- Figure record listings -
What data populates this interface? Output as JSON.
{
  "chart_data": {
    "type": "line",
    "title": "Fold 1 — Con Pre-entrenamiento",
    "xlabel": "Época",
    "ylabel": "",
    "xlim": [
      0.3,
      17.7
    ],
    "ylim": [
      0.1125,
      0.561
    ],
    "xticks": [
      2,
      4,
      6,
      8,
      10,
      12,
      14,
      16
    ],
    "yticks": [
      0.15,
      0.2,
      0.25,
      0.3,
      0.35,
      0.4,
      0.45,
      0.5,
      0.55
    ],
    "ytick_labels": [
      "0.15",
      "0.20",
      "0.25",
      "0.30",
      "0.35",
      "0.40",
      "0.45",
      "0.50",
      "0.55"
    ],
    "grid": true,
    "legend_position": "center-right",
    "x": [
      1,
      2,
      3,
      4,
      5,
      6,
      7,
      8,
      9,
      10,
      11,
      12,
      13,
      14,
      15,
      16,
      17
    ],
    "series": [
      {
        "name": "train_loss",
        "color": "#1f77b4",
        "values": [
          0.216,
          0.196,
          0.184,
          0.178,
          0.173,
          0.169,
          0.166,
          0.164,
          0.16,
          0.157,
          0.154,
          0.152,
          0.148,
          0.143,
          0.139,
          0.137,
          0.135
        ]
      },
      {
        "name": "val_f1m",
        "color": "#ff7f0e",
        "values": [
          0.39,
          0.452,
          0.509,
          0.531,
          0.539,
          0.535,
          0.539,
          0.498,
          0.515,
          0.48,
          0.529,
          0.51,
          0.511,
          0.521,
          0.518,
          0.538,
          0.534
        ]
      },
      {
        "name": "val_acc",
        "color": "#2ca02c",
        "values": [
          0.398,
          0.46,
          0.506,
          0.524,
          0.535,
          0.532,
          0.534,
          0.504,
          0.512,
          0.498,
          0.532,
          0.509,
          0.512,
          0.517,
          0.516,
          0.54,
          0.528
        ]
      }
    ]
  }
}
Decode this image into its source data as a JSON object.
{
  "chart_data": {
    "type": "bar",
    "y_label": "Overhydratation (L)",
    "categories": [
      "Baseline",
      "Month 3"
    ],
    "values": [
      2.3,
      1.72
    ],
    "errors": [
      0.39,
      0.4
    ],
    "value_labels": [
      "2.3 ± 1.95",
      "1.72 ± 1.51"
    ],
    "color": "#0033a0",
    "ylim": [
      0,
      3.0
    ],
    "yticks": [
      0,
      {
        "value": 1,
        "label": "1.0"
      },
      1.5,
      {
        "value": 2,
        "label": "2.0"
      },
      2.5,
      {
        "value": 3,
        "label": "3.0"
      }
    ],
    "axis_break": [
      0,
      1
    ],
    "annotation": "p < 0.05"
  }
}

- EXERCISE BRIEF -
Copy exactly, word for word, the line with "Decode this image" through the final line of the listing.

- THE RESULT -
Decode this image into its source data as a JSON object.
{
  "chart_data": {
    "type": "bar",
    "y_label": "Overhydratation (L)",
    "categories": [
      "Baseline",
      "Month 3"
    ],
    "values": [
      2.3,
      1.72
    ],
    "errors": [
      0.39,
      0.4
    ],
    "value_labels": [
      "2.3 ± 1.95",
      "1.72 ± 1.51"
    ],
    "color": "#0033a0",
    "ylim": [
      0,
      3.0
    ],
    "yticks": [
      0,
      {
        "value": 1,
        "label": "1.0"
      },
      1.5,
      {
        "value": 2,
        "label": "2.0"
      },
      2.5,
      {
        "value": 3,
        "label": "3.0"
      }
    ],
    "axis_break": [
      0,
      1
    ],
    "annotation": "p < 0.05"
  }
}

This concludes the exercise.